▸ **Given instruction**
Count how many lines hold the string "home". Give that number alone.

▸ **Data supplied**
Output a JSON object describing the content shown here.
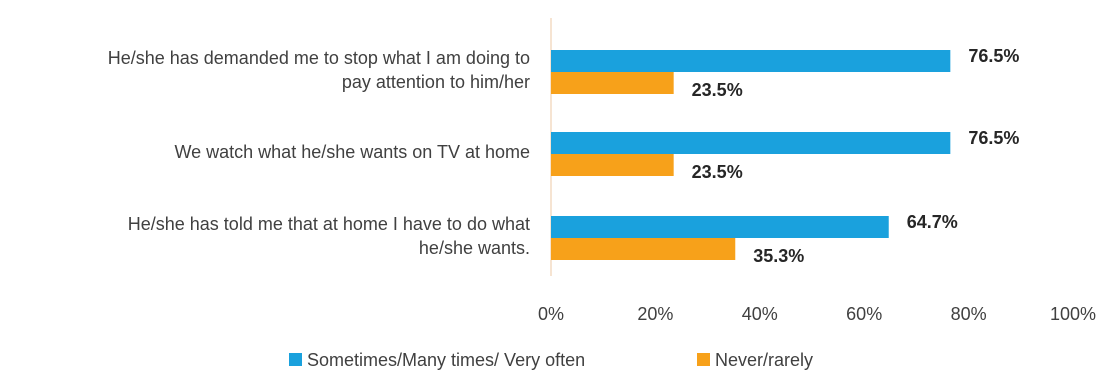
{
  "chart_data": {
    "type": "bar",
    "orientation": "horizontal",
    "categories": [
      [
        "He/she has demanded me to stop what I am doing to",
        "pay attention to him/her"
      ],
      [
        "We watch what he/she wants on TV at home"
      ],
      [
        "He/she has told me that at home I have to do what",
        "he/she wants."
      ]
    ],
    "series": [
      {
        "name": "Sometimes/Many times/ Very often",
        "color": "#1aa1dd",
        "values": [
          76.5,
          76.5,
          64.7
        ],
        "labels": [
          "76.5%",
          "76.5%",
          "64.7%"
        ]
      },
      {
        "name": "Never/rarely",
        "color": "#f7a11a",
        "values": [
          23.5,
          23.5,
          35.3
        ],
        "labels": [
          "23.5%",
          "23.5%",
          "35.3%"
        ]
      }
    ],
    "xlim": [
      0,
      100
    ],
    "x_ticks": [
      "0%",
      "20%",
      "40%",
      "60%",
      "80%",
      "100%"
    ],
    "x_tick_values": [
      0,
      20,
      40,
      60,
      80,
      100
    ],
    "grid": false,
    "legend_position": "bottom",
    "axis_line_color": "#f4dcc4"
  }
}
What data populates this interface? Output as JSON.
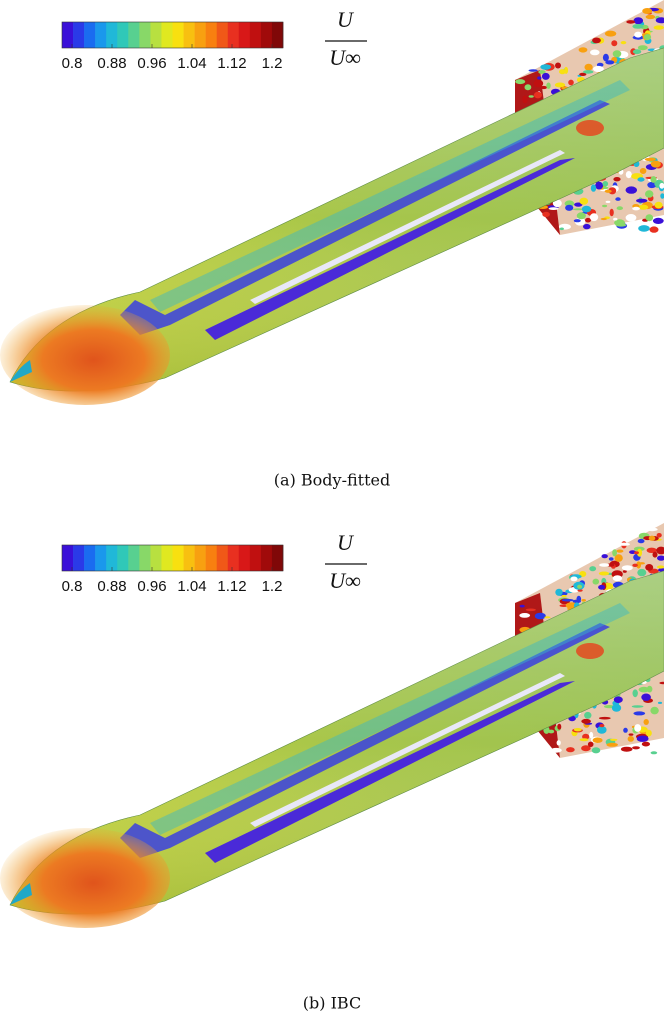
{
  "panels": [
    {
      "colorbar": {
        "range": [
          0.8,
          1.2
        ],
        "ticks": [
          0.8,
          0.88,
          0.96,
          1.04,
          1.12,
          1.2
        ]
      },
      "variable": {
        "numerator": "U",
        "denominator": "U∞"
      },
      "caption": "(a) Body-fitted"
    },
    {
      "colorbar": {
        "range": [
          0.8,
          1.2
        ],
        "ticks": [
          0.8,
          0.88,
          0.96,
          1.04,
          1.12,
          1.2
        ]
      },
      "variable": {
        "numerator": "U",
        "denominator": "U∞"
      },
      "caption": "(b) IBC"
    }
  ]
}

▸ **Completed exercise**
2